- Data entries
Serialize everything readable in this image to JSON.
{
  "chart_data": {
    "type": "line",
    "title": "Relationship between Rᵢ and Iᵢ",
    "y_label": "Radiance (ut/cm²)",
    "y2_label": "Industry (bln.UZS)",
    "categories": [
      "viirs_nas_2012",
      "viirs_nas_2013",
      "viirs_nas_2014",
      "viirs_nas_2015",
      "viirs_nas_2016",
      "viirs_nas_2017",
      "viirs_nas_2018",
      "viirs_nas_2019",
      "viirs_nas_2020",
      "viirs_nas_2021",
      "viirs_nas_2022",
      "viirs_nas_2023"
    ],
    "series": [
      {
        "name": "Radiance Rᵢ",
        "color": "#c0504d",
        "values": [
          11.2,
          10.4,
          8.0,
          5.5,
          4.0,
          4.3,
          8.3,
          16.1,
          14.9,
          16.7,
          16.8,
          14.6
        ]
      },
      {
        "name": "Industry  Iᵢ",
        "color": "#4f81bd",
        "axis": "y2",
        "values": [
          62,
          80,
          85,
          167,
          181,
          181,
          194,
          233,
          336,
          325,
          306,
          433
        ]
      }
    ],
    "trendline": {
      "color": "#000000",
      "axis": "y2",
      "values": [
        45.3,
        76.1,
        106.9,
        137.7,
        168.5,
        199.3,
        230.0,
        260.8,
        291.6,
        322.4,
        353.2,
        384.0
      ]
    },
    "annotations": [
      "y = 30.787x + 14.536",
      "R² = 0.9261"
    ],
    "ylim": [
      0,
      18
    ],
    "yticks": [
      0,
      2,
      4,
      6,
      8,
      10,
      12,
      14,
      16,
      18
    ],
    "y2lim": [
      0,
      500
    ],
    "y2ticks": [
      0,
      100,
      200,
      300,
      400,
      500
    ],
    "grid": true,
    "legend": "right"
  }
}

- EXERCISE
Show the lines of the records that include the string "color".

- SOLUTION
        "color": "#c0504d",
        "color": "#4f81bd",
      "color": "#000000",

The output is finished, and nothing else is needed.